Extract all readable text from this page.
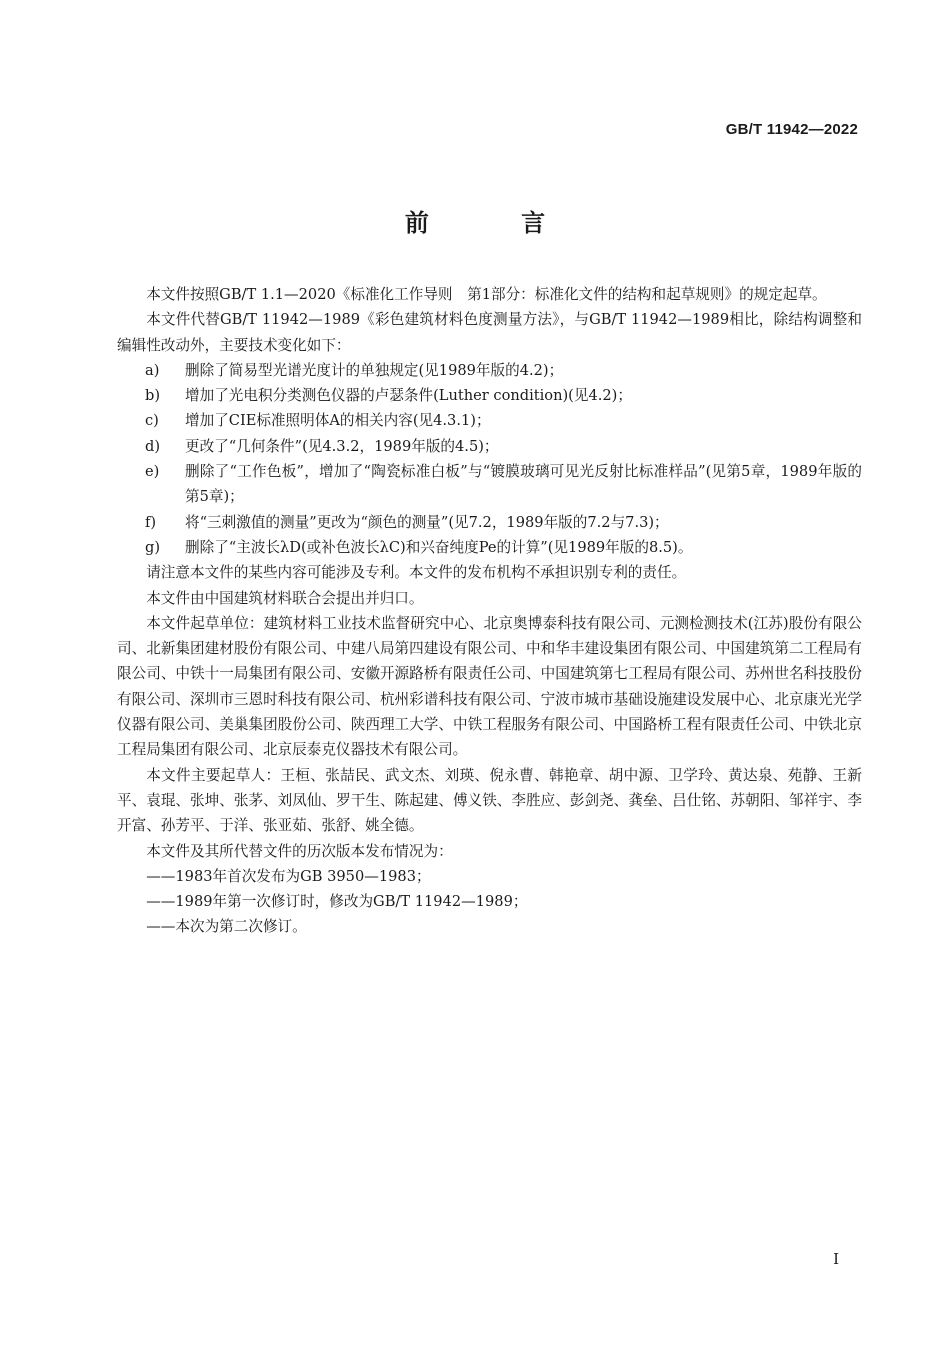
GB/T 11942—2022
前 言

本文件按照GB/T 1.1—2020《标准化工作导则　第1部分：标准化文件的结构和起草规则》的规定起草。

本文件代替GB/T 11942—1989《彩色建筑材料色度测量方法》，与GB/T 11942—1989相比，除结构调整和编辑性改动外，主要技术变化如下：

a)	删除了简易型光谱光度计的单独规定(见1989年版的4.2)；
b)	增加了光电积分类测色仪器的卢瑟条件(Luther condition)(见4.2)；
c)	增加了CIE标准照明体A的相关内容(见4.3.1)；
d)	更改了“几何条件”(见4.3.2，1989年版的4.5)；
e)	删除了“工作色板”，增加了“陶瓷标准白板”与“镀膜玻璃可见光反射比标准样品”(见第5章，1989年版的第5章)；
f)	将“三刺激值的测量”更改为“颜色的测量”(见7.2，1989年版的7.2与7.3)；
g)	删除了“主波长λD(或补色波长λC)和兴奋纯度Pe的计算”(见1989年版的8.5)。

请注意本文件的某些内容可能涉及专利。本文件的发布机构不承担识别专利的责任。

本文件由中国建筑材料联合会提出并归口。

本文件起草单位：建筑材料工业技术监督研究中心、北京奥博泰科技有限公司、元测检测技术(江苏)股份有限公司、北新集团建材股份有限公司、中建八局第四建设有限公司、中和华丰建设集团有限公司、中国建筑第二工程局有限公司、中铁十一局集团有限公司、安徽开源路桥有限责任公司、中国建筑第七工程局有限公司、苏州世名科技股份有限公司、深圳市三恩时科技有限公司、杭州彩谱科技有限公司、宁波市城市基础设施建设发展中心、北京康光光学仪器有限公司、美巢集团股份公司、陕西理工大学、中铁工程服务有限公司、中国路桥工程有限责任公司、中铁北京工程局集团有限公司、北京辰泰克仪器技术有限公司。

本文件主要起草人：王桓、张喆民、武文杰、刘瑛、倪永曹、韩艳章、胡中源、卫学玲、黄达泉、苑静、王新平、袁琨、张坤、张茅、刘凤仙、罗干生、陈起建、傅义铁、李胜应、彭剑尧、龚垒、吕仕铭、苏朝阳、邹祥宇、李开富、孙芳平、于洋、张亚茹、张舒、姚全德。

本文件及其所代替文件的历次版本发布情况为：

——1983年首次发布为GB 3950—1983；

——1989年第一次修订时，修改为GB/T 11942—1989；

——本次为第二次修订。

I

================

Set the entries down again exactly. Do not include the images.

**Full response**.
Extract all readable text from this page.
GB/T 11942—2022
前 言

本文件按照GB/T 1.1—2020《标准化工作导则　第1部分：标准化文件的结构和起草规则》的规定起草。

本文件代替GB/T 11942—1989《彩色建筑材料色度测量方法》，与GB/T 11942—1989相比，除结构调整和编辑性改动外，主要技术变化如下：

a)	删除了简易型光谱光度计的单独规定(见1989年版的4.2)；
b)	增加了光电积分类测色仪器的卢瑟条件(Luther condition)(见4.2)；
c)	增加了CIE标准照明体A的相关内容(见4.3.1)；
d)	更改了“几何条件”(见4.3.2，1989年版的4.5)；
e)	删除了“工作色板”，增加了“陶瓷标准白板”与“镀膜玻璃可见光反射比标准样品”(见第5章，1989年版的第5章)；
f)	将“三刺激值的测量”更改为“颜色的测量”(见7.2，1989年版的7.2与7.3)；
g)	删除了“主波长λD(或补色波长λC)和兴奋纯度Pe的计算”(见1989年版的8.5)。

请注意本文件的某些内容可能涉及专利。本文件的发布机构不承担识别专利的责任。

本文件由中国建筑材料联合会提出并归口。

本文件起草单位：建筑材料工业技术监督研究中心、北京奥博泰科技有限公司、元测检测技术(江苏)股份有限公司、北新集团建材股份有限公司、中建八局第四建设有限公司、中和华丰建设集团有限公司、中国建筑第二工程局有限公司、中铁十一局集团有限公司、安徽开源路桥有限责任公司、中国建筑第七工程局有限公司、苏州世名科技股份有限公司、深圳市三恩时科技有限公司、杭州彩谱科技有限公司、宁波市城市基础设施建设发展中心、北京康光光学仪器有限公司、美巢集团股份公司、陕西理工大学、中铁工程服务有限公司、中国路桥工程有限责任公司、中铁北京工程局集团有限公司、北京辰泰克仪器技术有限公司。

本文件主要起草人：王桓、张喆民、武文杰、刘瑛、倪永曹、韩艳章、胡中源、卫学玲、黄达泉、苑静、王新平、袁琨、张坤、张茅、刘凤仙、罗干生、陈起建、傅义铁、李胜应、彭剑尧、龚垒、吕仕铭、苏朝阳、邹祥宇、李开富、孙芳平、于洋、张亚茹、张舒、姚全德。

本文件及其所代替文件的历次版本发布情况为：

——1983年首次发布为GB 3950—1983；

——1989年第一次修订时，修改为GB/T 11942—1989；

——本次为第二次修订。

I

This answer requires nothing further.